— Start of Provided information —
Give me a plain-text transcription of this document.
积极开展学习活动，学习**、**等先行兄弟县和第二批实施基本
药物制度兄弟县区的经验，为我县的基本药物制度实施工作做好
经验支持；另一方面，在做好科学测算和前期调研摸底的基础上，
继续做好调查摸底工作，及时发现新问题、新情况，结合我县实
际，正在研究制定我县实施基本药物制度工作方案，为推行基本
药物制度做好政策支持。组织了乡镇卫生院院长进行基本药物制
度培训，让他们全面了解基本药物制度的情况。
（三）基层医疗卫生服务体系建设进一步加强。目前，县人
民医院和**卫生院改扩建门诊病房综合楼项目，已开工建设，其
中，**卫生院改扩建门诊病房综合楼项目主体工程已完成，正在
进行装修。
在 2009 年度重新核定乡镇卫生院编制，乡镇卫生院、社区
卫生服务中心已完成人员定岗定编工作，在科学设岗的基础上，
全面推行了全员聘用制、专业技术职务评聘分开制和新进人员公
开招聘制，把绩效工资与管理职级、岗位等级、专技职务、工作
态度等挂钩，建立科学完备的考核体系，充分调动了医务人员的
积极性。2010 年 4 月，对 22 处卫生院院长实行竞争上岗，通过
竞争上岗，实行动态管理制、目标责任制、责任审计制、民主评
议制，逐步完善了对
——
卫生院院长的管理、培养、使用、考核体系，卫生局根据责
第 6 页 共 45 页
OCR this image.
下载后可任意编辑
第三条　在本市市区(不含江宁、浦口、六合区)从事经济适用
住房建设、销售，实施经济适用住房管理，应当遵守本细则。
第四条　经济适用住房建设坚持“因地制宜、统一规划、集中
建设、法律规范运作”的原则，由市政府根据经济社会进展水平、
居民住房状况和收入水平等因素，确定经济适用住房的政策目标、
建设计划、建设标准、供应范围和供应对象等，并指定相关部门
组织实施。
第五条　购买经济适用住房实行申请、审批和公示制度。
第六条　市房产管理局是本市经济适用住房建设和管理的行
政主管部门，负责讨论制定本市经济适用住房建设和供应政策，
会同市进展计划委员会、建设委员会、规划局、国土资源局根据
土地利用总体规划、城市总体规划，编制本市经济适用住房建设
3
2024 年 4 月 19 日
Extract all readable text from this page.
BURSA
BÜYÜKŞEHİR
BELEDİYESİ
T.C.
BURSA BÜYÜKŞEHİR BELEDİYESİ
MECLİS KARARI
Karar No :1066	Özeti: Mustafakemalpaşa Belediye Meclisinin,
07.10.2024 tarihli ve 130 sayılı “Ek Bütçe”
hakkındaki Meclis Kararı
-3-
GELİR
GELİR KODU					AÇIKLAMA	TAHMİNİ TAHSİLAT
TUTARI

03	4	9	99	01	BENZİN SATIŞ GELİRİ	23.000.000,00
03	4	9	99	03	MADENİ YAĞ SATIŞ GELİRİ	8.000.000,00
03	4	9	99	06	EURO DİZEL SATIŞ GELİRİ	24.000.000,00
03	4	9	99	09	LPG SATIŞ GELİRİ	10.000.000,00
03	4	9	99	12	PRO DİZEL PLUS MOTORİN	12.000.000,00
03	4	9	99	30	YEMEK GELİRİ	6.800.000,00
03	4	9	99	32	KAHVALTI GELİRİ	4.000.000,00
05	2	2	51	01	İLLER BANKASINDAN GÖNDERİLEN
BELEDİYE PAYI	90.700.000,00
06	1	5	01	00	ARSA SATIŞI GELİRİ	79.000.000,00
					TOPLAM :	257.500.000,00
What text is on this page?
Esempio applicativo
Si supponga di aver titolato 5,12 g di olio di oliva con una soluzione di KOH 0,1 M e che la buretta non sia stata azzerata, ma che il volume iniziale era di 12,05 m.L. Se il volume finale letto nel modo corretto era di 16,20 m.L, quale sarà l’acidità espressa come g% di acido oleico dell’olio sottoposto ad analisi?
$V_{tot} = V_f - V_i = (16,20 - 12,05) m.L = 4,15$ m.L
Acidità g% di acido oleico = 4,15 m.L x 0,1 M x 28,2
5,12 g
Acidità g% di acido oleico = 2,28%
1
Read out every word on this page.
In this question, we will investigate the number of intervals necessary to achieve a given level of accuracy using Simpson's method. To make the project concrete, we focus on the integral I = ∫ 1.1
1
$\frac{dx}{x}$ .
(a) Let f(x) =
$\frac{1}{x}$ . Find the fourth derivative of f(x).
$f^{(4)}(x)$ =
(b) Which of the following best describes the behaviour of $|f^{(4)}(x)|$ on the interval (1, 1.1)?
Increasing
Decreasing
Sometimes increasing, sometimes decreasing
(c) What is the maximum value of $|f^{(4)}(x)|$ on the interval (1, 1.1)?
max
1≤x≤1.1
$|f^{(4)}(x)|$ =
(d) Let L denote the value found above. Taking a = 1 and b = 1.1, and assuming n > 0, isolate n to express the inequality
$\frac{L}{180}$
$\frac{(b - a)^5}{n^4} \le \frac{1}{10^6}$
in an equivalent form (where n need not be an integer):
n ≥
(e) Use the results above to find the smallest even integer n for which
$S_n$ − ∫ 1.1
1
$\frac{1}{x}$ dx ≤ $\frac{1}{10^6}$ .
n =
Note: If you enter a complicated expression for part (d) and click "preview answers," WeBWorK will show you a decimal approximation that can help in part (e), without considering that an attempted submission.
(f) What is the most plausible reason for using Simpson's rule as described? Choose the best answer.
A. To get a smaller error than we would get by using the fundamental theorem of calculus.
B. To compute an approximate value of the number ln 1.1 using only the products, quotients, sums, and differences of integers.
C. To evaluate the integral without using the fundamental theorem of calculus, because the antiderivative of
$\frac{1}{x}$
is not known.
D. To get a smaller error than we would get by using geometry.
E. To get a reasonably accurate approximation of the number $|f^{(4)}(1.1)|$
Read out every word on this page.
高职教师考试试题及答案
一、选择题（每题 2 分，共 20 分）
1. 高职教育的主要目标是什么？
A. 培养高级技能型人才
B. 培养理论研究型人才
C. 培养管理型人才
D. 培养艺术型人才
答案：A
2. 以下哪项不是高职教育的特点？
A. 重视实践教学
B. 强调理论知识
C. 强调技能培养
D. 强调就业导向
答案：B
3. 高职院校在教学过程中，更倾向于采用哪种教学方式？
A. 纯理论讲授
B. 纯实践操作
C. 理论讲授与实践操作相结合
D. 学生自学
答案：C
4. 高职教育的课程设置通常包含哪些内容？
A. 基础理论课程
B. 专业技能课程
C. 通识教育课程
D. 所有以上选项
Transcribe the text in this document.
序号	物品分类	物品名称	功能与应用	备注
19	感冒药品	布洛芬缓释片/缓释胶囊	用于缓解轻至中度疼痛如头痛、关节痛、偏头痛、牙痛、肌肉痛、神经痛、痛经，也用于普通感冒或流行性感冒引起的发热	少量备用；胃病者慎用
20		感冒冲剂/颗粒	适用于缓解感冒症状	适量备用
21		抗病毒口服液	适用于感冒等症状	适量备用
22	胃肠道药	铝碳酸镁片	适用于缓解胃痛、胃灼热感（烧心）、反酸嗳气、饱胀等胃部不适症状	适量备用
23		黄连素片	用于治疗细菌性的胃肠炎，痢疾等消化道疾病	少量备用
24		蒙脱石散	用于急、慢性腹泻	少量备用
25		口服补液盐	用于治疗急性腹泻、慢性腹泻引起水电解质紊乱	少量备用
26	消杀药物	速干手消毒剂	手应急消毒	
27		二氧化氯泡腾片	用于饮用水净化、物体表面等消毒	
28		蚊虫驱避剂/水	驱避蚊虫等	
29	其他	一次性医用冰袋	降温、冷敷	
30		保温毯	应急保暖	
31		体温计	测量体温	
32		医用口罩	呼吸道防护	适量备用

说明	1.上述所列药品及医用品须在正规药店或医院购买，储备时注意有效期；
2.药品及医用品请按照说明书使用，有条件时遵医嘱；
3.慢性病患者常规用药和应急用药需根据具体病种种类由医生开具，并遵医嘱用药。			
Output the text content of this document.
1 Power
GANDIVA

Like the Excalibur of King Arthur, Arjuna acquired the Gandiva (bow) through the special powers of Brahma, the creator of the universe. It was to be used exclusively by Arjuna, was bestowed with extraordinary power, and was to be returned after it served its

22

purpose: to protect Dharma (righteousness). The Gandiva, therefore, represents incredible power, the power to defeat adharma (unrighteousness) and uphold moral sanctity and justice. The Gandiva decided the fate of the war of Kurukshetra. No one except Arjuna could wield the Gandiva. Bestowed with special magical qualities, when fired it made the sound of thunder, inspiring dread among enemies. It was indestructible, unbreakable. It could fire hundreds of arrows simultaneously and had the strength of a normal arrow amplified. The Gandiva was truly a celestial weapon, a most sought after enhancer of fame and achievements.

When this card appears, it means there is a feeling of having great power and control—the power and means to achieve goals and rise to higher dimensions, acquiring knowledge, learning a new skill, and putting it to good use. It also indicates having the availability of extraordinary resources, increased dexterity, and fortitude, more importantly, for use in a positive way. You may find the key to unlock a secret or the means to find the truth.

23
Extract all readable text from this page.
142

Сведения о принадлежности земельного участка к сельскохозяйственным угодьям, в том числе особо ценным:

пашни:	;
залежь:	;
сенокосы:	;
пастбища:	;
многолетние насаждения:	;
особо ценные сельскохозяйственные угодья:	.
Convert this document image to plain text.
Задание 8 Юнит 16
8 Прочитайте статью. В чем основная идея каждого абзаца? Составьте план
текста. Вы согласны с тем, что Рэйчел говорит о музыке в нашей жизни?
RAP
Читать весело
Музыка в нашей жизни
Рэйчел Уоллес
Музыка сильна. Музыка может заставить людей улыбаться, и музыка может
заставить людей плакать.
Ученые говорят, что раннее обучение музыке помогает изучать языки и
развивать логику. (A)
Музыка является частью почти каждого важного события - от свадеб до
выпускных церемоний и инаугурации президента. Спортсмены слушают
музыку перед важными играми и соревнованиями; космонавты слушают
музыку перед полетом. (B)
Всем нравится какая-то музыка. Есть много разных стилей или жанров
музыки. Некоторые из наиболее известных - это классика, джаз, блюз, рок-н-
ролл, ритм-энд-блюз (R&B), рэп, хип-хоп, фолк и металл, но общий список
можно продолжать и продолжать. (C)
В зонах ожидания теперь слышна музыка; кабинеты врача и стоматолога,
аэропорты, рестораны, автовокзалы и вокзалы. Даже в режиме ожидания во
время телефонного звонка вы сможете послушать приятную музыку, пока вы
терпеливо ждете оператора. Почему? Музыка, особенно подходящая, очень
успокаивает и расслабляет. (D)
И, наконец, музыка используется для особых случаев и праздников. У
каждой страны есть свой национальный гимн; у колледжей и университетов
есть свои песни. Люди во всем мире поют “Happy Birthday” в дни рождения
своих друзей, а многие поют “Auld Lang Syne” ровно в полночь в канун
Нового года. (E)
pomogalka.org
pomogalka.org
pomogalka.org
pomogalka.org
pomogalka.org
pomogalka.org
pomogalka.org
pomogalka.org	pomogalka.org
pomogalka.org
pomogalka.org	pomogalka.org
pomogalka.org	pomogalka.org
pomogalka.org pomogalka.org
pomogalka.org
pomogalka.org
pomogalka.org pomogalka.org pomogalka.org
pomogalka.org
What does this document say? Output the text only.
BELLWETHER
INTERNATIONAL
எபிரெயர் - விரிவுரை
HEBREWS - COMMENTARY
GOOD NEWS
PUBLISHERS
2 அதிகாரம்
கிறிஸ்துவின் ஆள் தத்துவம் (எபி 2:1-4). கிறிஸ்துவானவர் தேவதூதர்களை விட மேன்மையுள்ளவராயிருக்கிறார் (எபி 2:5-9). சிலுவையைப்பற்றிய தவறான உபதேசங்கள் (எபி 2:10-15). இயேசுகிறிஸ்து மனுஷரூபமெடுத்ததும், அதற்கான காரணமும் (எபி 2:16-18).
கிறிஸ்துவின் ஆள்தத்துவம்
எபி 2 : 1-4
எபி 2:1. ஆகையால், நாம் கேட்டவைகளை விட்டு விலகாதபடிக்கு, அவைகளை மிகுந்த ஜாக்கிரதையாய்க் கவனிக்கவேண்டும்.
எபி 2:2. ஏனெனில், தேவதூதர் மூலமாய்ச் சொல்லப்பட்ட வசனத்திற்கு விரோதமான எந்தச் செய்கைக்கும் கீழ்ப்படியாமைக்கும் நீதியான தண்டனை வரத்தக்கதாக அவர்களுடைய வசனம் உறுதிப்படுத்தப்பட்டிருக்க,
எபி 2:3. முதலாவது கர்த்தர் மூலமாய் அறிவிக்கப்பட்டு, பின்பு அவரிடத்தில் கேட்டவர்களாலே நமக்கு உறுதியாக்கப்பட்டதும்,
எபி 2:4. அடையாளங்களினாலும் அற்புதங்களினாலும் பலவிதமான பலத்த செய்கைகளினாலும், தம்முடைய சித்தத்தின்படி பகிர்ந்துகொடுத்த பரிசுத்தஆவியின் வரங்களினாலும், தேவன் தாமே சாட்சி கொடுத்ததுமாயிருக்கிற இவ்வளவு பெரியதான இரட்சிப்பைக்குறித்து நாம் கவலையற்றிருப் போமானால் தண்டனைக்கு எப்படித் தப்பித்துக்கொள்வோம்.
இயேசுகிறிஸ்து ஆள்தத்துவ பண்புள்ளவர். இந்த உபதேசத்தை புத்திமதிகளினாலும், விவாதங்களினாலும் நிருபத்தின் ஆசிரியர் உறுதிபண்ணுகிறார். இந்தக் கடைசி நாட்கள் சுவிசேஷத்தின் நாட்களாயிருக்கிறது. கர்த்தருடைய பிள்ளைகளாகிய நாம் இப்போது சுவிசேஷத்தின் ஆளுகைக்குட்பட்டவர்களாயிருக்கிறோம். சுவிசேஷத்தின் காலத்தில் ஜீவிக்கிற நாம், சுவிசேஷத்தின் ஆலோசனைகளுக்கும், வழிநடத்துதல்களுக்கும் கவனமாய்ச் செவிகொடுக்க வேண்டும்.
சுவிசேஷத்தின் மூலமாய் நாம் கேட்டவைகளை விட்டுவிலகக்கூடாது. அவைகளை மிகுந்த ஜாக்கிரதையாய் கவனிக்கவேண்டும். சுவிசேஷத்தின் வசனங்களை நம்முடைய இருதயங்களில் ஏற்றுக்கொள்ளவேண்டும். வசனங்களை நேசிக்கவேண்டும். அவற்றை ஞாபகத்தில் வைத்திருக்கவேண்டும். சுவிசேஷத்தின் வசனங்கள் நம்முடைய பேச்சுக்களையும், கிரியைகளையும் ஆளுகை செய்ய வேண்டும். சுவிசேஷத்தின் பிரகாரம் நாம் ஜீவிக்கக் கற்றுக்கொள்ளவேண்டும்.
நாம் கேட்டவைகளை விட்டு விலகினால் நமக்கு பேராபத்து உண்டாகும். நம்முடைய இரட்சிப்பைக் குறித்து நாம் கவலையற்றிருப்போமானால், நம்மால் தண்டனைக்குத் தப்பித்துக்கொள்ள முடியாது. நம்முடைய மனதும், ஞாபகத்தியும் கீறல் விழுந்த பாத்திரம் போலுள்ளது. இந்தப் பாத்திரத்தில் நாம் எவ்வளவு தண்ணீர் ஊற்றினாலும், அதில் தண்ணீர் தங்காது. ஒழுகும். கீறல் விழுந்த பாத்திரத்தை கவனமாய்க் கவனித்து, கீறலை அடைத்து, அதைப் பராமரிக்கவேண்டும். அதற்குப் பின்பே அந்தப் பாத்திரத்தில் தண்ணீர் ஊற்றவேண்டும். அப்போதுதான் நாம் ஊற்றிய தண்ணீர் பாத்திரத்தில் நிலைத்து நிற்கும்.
— End of Provided information —
◆ Directions
Tell how many lines of the material above hold "text", answering with a bare number.

◆ Solved exercise
8